■ Request A
Copy the passage of the Ladyfingers Letterpress article from "Firm an invitation" to "for rapid growth.".
** start of Text **
Firm an invitation to get creative

WORDS’ WORTH: Arley-Rose Torsone and Morgan Calderini, co-owners of Ladyfingers Letterpress, founded the Pawtucket company in 2011. The company makes custom-designed invitations and greeting cards that personalize the message with old-fashioned hand lettering. / PBN PHOTO/TRACY JENKINS
WORDS’ WORTH: Arley-Rose Torsone and Morgan Calderini, co-owners of Ladyfingers Letterpress, founded the Pawtucket company in 2011. The company makes custom-designed invitations and greeting cards that personalize the message with old-fashioned hand lettering. / PBN PHOTO/TRACY JENKINS

Custom-invitation maker Ladyfingers Letterpress is poised for rapid growth.
By spring, the Pawtucket company will be selling a Heritage Baby Album, interactive greeting cards and a new line of greeting-card designs that incorporate photos. It’s a tall order for a firm that’s not yet 3 years old.
** end of Text **
** start of Provided data **
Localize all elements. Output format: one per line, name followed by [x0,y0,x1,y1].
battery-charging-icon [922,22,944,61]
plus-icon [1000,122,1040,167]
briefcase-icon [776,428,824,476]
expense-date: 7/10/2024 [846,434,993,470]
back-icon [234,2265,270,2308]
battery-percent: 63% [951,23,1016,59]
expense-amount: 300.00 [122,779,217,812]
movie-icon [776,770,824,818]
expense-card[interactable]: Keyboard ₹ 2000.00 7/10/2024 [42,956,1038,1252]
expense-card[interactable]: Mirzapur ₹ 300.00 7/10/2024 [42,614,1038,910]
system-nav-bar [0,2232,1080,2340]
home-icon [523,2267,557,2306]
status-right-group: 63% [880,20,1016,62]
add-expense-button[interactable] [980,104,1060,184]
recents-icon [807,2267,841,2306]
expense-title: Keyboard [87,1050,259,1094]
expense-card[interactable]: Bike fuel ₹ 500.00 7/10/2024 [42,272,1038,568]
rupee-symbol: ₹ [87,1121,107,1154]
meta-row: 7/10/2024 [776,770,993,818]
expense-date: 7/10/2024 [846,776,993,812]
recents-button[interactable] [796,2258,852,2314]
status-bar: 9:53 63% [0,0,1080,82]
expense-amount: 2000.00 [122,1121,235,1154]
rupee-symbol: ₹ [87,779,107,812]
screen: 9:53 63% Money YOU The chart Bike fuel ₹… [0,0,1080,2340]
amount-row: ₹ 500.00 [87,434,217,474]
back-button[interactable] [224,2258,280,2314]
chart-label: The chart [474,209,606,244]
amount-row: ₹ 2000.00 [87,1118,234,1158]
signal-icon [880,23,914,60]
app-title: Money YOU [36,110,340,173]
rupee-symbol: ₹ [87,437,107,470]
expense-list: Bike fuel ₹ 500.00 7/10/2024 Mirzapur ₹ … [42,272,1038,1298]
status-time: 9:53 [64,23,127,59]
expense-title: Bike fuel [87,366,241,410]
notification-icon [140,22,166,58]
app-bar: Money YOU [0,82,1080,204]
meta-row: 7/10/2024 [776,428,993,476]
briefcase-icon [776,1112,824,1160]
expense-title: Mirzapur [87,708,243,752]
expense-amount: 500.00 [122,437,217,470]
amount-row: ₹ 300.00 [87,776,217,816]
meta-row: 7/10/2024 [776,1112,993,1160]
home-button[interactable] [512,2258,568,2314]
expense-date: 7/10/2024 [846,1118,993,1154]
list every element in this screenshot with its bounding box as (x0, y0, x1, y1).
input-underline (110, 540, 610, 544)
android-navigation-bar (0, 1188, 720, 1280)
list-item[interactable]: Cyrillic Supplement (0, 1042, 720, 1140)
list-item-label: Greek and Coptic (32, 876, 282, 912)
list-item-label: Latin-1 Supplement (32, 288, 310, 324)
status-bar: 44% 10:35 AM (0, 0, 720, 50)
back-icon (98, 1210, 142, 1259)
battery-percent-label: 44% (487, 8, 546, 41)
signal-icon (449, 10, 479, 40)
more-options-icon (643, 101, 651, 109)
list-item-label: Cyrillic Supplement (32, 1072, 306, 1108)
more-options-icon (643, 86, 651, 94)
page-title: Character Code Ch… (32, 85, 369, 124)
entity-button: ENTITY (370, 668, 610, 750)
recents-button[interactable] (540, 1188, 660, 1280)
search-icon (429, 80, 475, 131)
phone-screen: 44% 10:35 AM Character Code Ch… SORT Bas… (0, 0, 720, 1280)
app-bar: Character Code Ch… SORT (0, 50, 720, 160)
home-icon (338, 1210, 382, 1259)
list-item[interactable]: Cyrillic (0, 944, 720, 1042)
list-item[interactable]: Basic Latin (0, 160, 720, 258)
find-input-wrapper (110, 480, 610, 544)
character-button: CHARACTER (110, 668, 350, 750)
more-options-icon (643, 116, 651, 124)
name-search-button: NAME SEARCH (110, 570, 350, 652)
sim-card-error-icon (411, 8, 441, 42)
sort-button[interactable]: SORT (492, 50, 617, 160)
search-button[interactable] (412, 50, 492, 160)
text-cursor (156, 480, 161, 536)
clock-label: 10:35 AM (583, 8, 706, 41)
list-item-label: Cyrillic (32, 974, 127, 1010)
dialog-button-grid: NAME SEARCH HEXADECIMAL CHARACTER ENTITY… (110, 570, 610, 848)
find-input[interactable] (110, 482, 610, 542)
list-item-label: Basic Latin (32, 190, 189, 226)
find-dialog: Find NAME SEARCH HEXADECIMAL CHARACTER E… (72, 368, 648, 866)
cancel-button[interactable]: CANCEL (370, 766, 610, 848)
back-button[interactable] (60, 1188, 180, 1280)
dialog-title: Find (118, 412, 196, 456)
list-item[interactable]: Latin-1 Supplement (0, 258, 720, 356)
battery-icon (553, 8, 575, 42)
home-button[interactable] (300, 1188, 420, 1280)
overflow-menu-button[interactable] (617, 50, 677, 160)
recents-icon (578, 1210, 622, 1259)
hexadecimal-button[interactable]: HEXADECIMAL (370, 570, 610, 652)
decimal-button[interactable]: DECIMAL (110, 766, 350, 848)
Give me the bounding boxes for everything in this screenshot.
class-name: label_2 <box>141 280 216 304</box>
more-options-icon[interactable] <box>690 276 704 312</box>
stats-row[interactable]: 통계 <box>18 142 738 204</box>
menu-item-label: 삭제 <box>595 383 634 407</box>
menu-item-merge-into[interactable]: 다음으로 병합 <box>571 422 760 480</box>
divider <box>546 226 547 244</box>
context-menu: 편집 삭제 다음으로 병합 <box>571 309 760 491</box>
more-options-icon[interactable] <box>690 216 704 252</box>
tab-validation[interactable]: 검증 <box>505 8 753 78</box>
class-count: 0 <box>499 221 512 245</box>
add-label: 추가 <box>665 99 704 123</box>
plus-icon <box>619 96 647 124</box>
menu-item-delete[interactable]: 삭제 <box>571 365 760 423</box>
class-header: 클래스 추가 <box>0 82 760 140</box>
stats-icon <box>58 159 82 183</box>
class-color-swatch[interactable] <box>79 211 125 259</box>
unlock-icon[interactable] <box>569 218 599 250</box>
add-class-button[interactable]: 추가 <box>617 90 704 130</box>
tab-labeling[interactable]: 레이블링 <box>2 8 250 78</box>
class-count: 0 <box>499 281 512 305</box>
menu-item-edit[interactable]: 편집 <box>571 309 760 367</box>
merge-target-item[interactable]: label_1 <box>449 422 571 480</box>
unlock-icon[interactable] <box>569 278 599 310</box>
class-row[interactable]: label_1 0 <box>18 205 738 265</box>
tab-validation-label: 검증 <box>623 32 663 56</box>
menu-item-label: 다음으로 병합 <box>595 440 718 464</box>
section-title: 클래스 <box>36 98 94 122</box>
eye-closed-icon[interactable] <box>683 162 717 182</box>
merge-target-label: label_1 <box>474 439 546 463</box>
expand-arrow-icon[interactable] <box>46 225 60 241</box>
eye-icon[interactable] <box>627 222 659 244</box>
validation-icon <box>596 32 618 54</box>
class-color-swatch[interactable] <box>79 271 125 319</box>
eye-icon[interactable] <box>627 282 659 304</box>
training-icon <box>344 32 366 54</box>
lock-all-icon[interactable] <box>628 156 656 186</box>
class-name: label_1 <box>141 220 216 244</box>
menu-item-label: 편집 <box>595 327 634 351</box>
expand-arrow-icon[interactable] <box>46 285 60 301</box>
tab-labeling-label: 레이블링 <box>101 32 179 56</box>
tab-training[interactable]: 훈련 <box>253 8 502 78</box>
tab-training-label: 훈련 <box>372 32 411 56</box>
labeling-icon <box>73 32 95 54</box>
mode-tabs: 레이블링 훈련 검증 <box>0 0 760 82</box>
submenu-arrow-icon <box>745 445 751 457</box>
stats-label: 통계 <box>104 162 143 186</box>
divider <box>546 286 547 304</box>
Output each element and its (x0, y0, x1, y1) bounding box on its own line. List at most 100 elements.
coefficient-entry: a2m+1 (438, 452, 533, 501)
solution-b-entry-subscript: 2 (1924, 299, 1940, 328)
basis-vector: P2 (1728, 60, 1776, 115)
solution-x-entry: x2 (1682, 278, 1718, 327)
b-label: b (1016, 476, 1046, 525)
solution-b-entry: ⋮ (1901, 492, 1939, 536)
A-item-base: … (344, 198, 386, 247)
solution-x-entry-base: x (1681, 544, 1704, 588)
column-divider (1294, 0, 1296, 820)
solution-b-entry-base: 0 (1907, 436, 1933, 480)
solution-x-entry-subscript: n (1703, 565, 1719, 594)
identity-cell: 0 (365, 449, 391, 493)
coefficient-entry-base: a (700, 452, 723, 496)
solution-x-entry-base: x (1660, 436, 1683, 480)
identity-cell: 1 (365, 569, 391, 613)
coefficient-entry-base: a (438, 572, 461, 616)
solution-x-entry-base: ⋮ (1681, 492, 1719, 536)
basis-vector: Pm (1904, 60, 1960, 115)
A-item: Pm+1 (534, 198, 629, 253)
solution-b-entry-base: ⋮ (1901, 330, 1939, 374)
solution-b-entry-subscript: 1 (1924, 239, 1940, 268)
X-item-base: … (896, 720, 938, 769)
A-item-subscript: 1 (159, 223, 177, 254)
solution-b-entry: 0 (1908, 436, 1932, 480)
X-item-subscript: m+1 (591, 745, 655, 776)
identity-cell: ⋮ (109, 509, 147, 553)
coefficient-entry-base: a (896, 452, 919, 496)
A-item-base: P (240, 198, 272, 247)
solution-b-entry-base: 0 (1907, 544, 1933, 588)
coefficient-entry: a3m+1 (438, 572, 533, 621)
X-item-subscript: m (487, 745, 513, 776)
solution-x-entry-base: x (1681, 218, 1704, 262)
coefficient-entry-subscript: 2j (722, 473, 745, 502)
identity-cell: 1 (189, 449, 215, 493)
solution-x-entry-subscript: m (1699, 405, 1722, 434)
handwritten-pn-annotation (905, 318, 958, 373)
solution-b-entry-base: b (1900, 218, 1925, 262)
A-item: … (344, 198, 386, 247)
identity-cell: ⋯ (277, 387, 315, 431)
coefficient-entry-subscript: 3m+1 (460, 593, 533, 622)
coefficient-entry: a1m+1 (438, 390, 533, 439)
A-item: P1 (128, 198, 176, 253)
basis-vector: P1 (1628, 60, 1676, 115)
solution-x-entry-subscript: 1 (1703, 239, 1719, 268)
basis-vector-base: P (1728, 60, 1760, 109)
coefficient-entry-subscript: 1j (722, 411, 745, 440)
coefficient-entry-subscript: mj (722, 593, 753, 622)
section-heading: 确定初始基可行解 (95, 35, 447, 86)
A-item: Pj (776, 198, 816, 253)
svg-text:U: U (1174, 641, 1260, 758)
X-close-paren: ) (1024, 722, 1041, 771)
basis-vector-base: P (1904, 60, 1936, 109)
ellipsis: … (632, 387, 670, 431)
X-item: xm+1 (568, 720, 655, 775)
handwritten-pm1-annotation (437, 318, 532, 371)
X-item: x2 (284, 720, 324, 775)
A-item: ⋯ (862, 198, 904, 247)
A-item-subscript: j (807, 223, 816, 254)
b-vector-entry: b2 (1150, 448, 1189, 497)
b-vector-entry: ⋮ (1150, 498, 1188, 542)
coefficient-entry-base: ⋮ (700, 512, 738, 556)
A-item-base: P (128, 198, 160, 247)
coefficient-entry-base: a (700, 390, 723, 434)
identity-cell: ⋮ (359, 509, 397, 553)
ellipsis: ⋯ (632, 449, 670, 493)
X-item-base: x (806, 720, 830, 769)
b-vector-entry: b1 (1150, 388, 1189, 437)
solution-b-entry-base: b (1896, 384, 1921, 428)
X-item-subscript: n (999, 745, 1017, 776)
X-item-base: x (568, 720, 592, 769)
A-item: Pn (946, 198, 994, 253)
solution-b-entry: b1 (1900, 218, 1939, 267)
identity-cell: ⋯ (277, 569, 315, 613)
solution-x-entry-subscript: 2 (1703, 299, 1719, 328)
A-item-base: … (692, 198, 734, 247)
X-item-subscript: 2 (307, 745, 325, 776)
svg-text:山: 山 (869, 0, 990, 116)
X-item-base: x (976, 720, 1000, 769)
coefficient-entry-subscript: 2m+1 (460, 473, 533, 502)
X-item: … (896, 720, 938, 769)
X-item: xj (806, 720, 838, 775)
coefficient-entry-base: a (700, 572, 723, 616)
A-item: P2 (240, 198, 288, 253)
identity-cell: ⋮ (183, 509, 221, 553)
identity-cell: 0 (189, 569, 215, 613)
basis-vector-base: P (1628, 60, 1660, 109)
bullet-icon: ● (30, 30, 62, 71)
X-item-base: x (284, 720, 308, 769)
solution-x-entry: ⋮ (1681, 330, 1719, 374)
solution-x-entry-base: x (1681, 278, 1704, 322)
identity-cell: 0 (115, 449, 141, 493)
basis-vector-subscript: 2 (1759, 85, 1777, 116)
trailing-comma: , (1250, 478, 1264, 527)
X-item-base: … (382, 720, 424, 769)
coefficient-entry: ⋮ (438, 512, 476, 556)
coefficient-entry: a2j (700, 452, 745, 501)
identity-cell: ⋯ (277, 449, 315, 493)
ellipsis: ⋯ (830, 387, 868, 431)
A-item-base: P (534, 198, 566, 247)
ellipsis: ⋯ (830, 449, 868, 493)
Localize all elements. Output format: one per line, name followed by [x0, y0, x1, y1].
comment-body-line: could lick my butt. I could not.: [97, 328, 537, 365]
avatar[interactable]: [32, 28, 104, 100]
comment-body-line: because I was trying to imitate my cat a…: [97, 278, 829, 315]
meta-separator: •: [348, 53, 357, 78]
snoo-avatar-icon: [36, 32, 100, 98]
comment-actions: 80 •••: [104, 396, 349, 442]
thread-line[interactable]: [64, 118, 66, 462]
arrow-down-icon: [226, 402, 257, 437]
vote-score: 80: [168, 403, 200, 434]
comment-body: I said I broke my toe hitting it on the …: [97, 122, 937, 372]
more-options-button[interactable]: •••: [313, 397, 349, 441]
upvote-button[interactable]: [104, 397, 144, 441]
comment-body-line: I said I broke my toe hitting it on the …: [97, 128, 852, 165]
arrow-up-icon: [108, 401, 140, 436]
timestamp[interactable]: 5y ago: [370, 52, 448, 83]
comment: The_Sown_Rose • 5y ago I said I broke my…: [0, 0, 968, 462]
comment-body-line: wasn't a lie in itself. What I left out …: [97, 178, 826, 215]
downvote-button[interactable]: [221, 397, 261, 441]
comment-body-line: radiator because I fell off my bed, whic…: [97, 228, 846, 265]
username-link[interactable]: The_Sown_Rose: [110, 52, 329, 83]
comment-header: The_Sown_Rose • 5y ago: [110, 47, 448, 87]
** end of Provided data **
■ Request B
Put the records, from their first line through the line with "app-bar: Money YOU [0,82,1080,204]", into a numbered list, leaving out any blank lines.

■ Reply A
Firm an invitation to get creative

WORDS’ WORTH: Arley-Rose Torsone and Morgan Calderini, co-owners of Ladyfingers Letterpress, founded the Pawtucket company in 2011. The company makes custom-designed invitations and greeting cards that personalize the message with old-fashioned hand lettering. / PBN PHOTO/TRACY JENKINS
WORDS’ WORTH: Arley-Rose Torsone and Morgan Calderini, co-owners of Ladyfingers Letterpress, founded the Pawtucket company in 2011. The company makes custom-designed invitations and greeting cards that personalize the message with old-fashioned hand lettering. / PBN PHOTO/TRACY JENKINS

Custom-invitation maker Ladyfingers Letterpress is poised for rapid growth.

■ Reply B
1. Localize all elements. Output format: one per line, name followed by [x0,y0,x1,y1].
2. battery-charging-icon [922,22,944,61]
3. plus-icon [1000,122,1040,167]
4. briefcase-icon [776,428,824,476]
5. expense-date: 7/10/2024 [846,434,993,470]
6. back-icon [234,2265,270,2308]
7. battery-percent: 63% [951,23,1016,59]
8. expense-amount: 300.00 [122,779,217,812]
9. movie-icon [776,770,824,818]
10. expense-card[interactable]: Keyboard ₹ 2000.00 7/10/2024 [42,956,1038,1252]
11. expense-card[interactable]: Mirzapur ₹ 300.00 7/10/2024 [42,614,1038,910]
12. system-nav-bar [0,2232,1080,2340]
13. home-icon [523,2267,557,2306]
14. status-right-group: 63% [880,20,1016,62]
15. add-expense-button[interactable] [980,104,1060,184]
16. recents-icon [807,2267,841,2306]
17. expense-title: Keyboard [87,1050,259,1094]
18. expense-card[interactable]: Bike fuel ₹ 500.00 7/10/2024 [42,272,1038,568]
19. rupee-symbol: ₹ [87,1121,107,1154]
20. meta-row: 7/10/2024 [776,770,993,818]
21. expense-date: 7/10/2024 [846,776,993,812]
22. recents-button[interactable] [796,2258,852,2314]
23. status-bar: 9:53 63% [0,0,1080,82]
24. expense-amount: 2000.00 [122,1121,235,1154]
25. rupee-symbol: ₹ [87,779,107,812]
26. screen: 9:53 63% Money YOU The chart Bike fuel ₹… [0,0,1080,2340]
27. amount-row: ₹ 500.00 [87,434,217,474]
28. back-button[interactable] [224,2258,280,2314]
29. chart-label: The chart [474,209,606,244]
30. amount-row: ₹ 2000.00 [87,1118,234,1158]
31. signal-icon [880,23,914,60]
32. app-title: Money YOU [36,110,340,173]
33. rupee-symbol: ₹ [87,437,107,470]
34. expense-list: Bike fuel ₹ 500.00 7/10/2024 Mirzapur ₹ … [42,272,1038,1298]
35. status-time: 9:53 [64,23,127,59]
36. expense-title: Bike fuel [87,366,241,410]
37. notification-icon [140,22,166,58]
38. app-bar: Money YOU [0,82,1080,204]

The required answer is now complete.